Every entry must be repeated exactly. Exclude all pictures.

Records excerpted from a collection
[start]
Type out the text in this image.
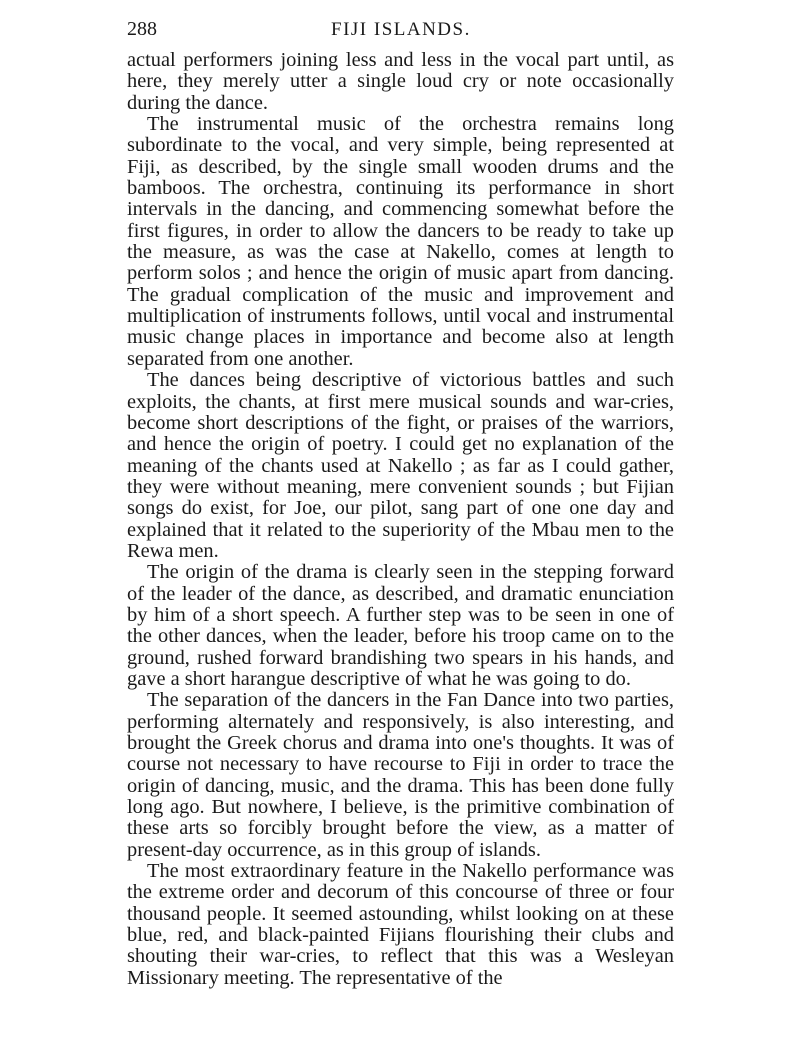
288	FIJI ISLANDS.

actual performers joining less and less in the vocal part until, as here, they merely utter a single loud cry or note occasionally during the dance.

The instrumental music of the orchestra remains long subordinate to the vocal, and very simple, being represented at Fiji, as described, by the single small wooden drums and the bamboos. The orchestra, continuing its performance in short intervals in the dancing, and commencing somewhat before the first figures, in order to allow the dancers to be ready to take up the measure, as was the case at Nakello, comes at length to perform solos ; and hence the origin of music apart from dancing. The gradual complication of the music and improvement and multiplication of instruments follows, until vocal and instrumental music change places in importance and become also at length separated from one another.

The dances being descriptive of victorious battles and such exploits, the chants, at first mere musical sounds and war-cries, become short descriptions of the fight, or praises of the warriors, and hence the origin of poetry. I could get no explanation of the meaning of the chants used at Nakello ; as far as I could gather, they were without meaning, mere convenient sounds ; but Fijian songs do exist, for Joe, our pilot, sang part of one one day and explained that it related to the superiority of the Mbau men to the Rewa men.

The origin of the drama is clearly seen in the stepping forward of the leader of the dance, as described, and dramatic enunciation by him of a short speech. A further step was to be seen in one of the other dances, when the leader, before his troop came on to the ground, rushed forward brandishing two spears in his hands, and gave a short harangue descriptive of what he was going to do.

The separation of the dancers in the Fan Dance into two parties, performing alternately and responsively, is also interesting, and brought the Greek chorus and drama into one's thoughts. It was of course not necessary to have recourse to Fiji in order to trace the origin of dancing, music, and the drama. This has been done fully long ago. But nowhere, I believe, is the primitive combination of these arts so forcibly brought before the view, as a matter of present-day occurrence, as in this group of islands.

The most extraordinary feature in the Nakello performance was the extreme order and decorum of this concourse of three or four thousand people. It seemed astounding, whilst looking on at these blue, red, and black-painted Fijians flourishing their clubs and shouting their war-cries, to reflect that this was a Wesleyan Missionary meeting. The representative of the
[end]
COMPLETED TASK:
Type out the text in this image.
288	FIJI ISLANDS.

actual performers joining less and less in the vocal part until, as here, they merely utter a single loud cry or note occasionally during the dance.

The instrumental music of the orchestra remains long subordinate to the vocal, and very simple, being represented at Fiji, as described, by the single small wooden drums and the bamboos. The orchestra, continuing its performance in short intervals in the dancing, and commencing somewhat before the first figures, in order to allow the dancers to be ready to take up the measure, as was the case at Nakello, comes at length to perform solos ; and hence the origin of music apart from dancing. The gradual complication of the music and improvement and multiplication of instruments follows, until vocal and instrumental music change places in importance and become also at length separated from one another.

The dances being descriptive of victorious battles and such exploits, the chants, at first mere musical sounds and war-cries, become short descriptions of the fight, or praises of the warriors, and hence the origin of poetry. I could get no explanation of the meaning of the chants used at Nakello ; as far as I could gather, they were without meaning, mere convenient sounds ; but Fijian songs do exist, for Joe, our pilot, sang part of one one day and explained that it related to the superiority of the Mbau men to the Rewa men.

The origin of the drama is clearly seen in the stepping forward of the leader of the dance, as described, and dramatic enunciation by him of a short speech. A further step was to be seen in one of the other dances, when the leader, before his troop came on to the ground, rushed forward brandishing two spears in his hands, and gave a short harangue descriptive of what he was going to do.

The separation of the dancers in the Fan Dance into two parties, performing alternately and responsively, is also interesting, and brought the Greek chorus and drama into one's thoughts. It was of course not necessary to have recourse to Fiji in order to trace the origin of dancing, music, and the drama. This has been done fully long ago. But nowhere, I believe, is the primitive combination of these arts so forcibly brought before the view, as a matter of present-day occurrence, as in this group of islands.

The most extraordinary feature in the Nakello performance was the extreme order and decorum of this concourse of three or four thousand people. It seemed astounding, whilst looking on at these blue, red, and black-painted Fijians flourishing their clubs and shouting their war-cries, to reflect that this was a Wesleyan Missionary meeting. The representative of the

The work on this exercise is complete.